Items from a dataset
○ ○ ○ ○ ○ ○ ○

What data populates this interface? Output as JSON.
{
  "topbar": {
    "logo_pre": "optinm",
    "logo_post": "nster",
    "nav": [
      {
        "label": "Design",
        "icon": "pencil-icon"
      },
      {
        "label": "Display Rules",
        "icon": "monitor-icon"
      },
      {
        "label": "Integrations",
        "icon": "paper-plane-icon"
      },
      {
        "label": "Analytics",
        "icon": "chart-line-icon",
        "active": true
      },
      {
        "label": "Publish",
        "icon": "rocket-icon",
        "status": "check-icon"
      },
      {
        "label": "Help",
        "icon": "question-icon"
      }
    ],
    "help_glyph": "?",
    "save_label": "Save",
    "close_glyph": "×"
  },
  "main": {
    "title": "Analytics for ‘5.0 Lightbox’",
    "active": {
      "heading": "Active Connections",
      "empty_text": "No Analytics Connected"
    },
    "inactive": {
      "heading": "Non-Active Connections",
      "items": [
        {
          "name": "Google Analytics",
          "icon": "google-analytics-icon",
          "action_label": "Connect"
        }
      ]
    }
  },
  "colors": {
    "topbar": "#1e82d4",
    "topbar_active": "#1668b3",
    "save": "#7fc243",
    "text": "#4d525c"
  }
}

○ ○ ○ ○ ○ ○ ○

STATED GOAL -> Identify the lines of the data that contain the word "heading". Copy each of them.

RESULT OF THIS EXERCISE ->
      "heading": "Active Connections",
      "heading": "Non-Active Connections",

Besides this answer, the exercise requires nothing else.